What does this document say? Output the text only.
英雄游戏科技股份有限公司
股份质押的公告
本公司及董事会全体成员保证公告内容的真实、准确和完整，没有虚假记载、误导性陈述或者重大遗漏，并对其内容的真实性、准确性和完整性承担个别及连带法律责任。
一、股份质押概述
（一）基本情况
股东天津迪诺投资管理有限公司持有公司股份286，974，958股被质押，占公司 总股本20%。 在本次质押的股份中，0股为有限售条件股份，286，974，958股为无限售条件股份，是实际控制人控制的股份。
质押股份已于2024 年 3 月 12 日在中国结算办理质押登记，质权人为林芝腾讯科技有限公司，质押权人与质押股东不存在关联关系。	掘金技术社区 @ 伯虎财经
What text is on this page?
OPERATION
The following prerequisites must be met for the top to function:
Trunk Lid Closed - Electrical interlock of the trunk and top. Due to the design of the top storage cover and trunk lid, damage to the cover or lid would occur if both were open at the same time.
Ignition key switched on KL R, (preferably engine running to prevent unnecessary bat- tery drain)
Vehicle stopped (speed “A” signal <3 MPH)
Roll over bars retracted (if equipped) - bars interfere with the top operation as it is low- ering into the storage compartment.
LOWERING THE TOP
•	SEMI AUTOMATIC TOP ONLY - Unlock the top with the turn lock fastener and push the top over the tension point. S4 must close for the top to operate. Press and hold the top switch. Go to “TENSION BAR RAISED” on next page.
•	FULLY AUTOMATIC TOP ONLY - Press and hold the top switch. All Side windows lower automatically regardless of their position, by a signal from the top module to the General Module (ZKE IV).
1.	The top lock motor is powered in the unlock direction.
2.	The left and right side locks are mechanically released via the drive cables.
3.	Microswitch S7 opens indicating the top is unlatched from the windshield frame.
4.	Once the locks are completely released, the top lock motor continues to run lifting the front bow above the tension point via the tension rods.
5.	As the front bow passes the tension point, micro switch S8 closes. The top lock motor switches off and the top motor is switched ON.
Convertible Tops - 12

· · ·

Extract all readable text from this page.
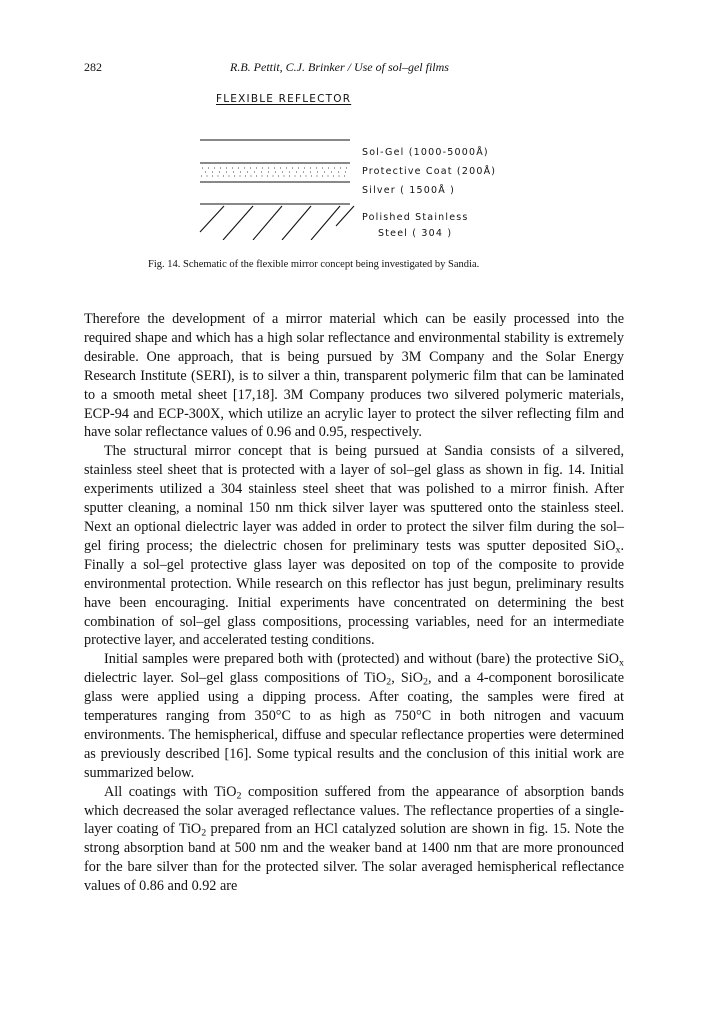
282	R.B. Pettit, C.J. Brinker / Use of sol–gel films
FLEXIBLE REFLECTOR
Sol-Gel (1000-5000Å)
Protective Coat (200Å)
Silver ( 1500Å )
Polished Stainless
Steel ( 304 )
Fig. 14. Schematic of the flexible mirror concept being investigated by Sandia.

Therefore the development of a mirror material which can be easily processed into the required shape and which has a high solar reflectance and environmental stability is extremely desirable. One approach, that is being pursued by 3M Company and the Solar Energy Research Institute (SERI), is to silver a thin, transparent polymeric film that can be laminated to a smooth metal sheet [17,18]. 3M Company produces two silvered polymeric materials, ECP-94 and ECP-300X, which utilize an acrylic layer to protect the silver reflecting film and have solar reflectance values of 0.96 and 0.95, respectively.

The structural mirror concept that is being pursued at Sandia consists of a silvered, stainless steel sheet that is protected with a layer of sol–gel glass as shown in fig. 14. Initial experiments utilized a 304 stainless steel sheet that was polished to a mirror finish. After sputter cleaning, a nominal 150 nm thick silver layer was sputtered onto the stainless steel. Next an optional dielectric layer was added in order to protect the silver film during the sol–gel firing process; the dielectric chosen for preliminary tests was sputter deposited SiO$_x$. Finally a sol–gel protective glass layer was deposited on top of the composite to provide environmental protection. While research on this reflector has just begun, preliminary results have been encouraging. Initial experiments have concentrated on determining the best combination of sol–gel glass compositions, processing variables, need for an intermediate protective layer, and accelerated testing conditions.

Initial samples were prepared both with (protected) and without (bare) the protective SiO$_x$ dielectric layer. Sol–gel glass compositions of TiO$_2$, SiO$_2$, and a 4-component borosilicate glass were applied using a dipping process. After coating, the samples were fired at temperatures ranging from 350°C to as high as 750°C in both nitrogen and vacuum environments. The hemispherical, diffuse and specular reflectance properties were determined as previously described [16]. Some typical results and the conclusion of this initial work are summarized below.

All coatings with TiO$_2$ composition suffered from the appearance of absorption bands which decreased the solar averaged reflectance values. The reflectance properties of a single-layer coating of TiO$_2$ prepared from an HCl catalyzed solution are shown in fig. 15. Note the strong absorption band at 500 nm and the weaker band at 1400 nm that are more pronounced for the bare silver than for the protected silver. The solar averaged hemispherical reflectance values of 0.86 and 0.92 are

· · ·

▸ SHORT EXERCISE
Copy out every line from the data above that has "mirror" in it.

▸ RESULT OF THE TASK
Fig. 14. Schematic of the flexible mirror concept being investigated by Sandia.
Therefore the development of a mirror material which can be easily processed into the required shape and which has a high solar reflectance and environmental stability is extremely desirable. One approach, that is being pursued by 3M Company and the Solar Energy Research Institute (SERI), is to silver a thin, transparent polymeric film that can be laminated to a smooth metal sheet [17,18]. 3M Company produces two silvered polymeric materials, ECP-94 and ECP-300X, which utilize an acrylic layer to protect the silver reflecting film and have solar reflectance values of 0.96 and 0.95, respectively.
The structural mirror concept that is being pursued at Sandia consists of a silvered, stainless steel sheet that is protected with a layer of sol–gel glass as shown in fig. 14. Initial experiments utilized a 304 stainless steel sheet that was polished to a mirror finish. After sputter cleaning, a nominal 150 nm thick silver layer was sputtered onto the stainless steel. Next an optional dielectric layer was added in order to protect the silver film during the sol–gel firing process; the dielectric chosen for preliminary tests was sputter deposited SiO$_x$. Finally a sol–gel protective glass layer was deposited on top of the composite to provide environmental protection. While research on this reflector has just begun, preliminary results have been encouraging. Initial experiments have concentrated on determining the best combination of sol–gel glass compositions, processing variables, need for an intermediate protective layer, and accelerated testing conditions.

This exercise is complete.